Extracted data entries
—————
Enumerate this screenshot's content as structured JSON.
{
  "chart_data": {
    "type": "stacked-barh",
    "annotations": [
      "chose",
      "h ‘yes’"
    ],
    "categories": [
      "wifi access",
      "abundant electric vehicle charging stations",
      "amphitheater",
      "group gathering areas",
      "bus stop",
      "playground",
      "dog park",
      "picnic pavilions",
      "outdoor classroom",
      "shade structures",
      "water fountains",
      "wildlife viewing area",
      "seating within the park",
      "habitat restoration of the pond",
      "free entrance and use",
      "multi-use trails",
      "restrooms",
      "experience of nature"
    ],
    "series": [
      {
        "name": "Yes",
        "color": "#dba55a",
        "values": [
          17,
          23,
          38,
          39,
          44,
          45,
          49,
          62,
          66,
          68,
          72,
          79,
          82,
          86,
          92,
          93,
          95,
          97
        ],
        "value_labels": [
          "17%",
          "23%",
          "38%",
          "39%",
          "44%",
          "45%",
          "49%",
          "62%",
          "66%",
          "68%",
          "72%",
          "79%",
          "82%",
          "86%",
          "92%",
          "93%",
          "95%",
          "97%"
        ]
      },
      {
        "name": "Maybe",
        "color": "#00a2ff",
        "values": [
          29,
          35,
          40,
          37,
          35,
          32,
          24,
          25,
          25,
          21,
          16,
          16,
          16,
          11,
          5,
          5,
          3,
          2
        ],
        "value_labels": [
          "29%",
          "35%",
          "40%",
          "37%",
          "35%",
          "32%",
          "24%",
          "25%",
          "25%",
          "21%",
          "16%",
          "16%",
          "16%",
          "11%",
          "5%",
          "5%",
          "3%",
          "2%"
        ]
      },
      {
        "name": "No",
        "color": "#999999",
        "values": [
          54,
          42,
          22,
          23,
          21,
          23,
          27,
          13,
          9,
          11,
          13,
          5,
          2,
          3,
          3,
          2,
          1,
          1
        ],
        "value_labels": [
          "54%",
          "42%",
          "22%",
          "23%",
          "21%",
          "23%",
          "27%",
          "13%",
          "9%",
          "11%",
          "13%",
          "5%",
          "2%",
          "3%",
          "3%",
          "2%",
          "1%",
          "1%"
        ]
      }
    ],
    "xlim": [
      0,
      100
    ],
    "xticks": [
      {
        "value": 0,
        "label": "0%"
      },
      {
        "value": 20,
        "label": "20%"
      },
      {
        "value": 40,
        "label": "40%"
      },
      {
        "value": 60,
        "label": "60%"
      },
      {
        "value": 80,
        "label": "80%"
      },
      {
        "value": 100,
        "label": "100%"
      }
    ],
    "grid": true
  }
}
—————
Task prompt ▸
Extract the listing in its entirety and repeat it exactly.

Exercise answer ▸
Enumerate this screenshot's content as structured JSON.
{
  "chart_data": {
    "type": "stacked-barh",
    "annotations": [
      "chose",
      "h ‘yes’"
    ],
    "categories": [
      "wifi access",
      "abundant electric vehicle charging stations",
      "amphitheater",
      "group gathering areas",
      "bus stop",
      "playground",
      "dog park",
      "picnic pavilions",
      "outdoor classroom",
      "shade structures",
      "water fountains",
      "wildlife viewing area",
      "seating within the park",
      "habitat restoration of the pond",
      "free entrance and use",
      "multi-use trails",
      "restrooms",
      "experience of nature"
    ],
    "series": [
      {
        "name": "Yes",
        "color": "#dba55a",
        "values": [
          17,
          23,
          38,
          39,
          44,
          45,
          49,
          62,
          66,
          68,
          72,
          79,
          82,
          86,
          92,
          93,
          95,
          97
        ],
        "value_labels": [
          "17%",
          "23%",
          "38%",
          "39%",
          "44%",
          "45%",
          "49%",
          "62%",
          "66%",
          "68%",
          "72%",
          "79%",
          "82%",
          "86%",
          "92%",
          "93%",
          "95%",
          "97%"
        ]
      },
      {
        "name": "Maybe",
        "color": "#00a2ff",
        "values": [
          29,
          35,
          40,
          37,
          35,
          32,
          24,
          25,
          25,
          21,
          16,
          16,
          16,
          11,
          5,
          5,
          3,
          2
        ],
        "value_labels": [
          "29%",
          "35%",
          "40%",
          "37%",
          "35%",
          "32%",
          "24%",
          "25%",
          "25%",
          "21%",
          "16%",
          "16%",
          "16%",
          "11%",
          "5%",
          "5%",
          "3%",
          "2%"
        ]
      },
      {
        "name": "No",
        "color": "#999999",
        "values": [
          54,
          42,
          22,
          23,
          21,
          23,
          27,
          13,
          9,
          11,
          13,
          5,
          2,
          3,
          3,
          2,
          1,
          1
        ],
        "value_labels": [
          "54%",
          "42%",
          "22%",
          "23%",
          "21%",
          "23%",
          "27%",
          "13%",
          "9%",
          "11%",
          "13%",
          "5%",
          "2%",
          "3%",
          "3%",
          "2%",
          "1%",
          "1%"
        ]
      }
    ],
    "xlim": [
      0,
      100
    ],
    "xticks": [
      {
        "value": 0,
        "label": "0%"
      },
      {
        "value": 20,
        "label": "20%"
      },
      {
        "value": 40,
        "label": "40%"
      },
      {
        "value": 60,
        "label": "60%"
      },
      {
        "value": 80,
        "label": "80%"
      },
      {
        "value": 100,
        "label": "100%"
      }
    ],
    "grid": true
  }
}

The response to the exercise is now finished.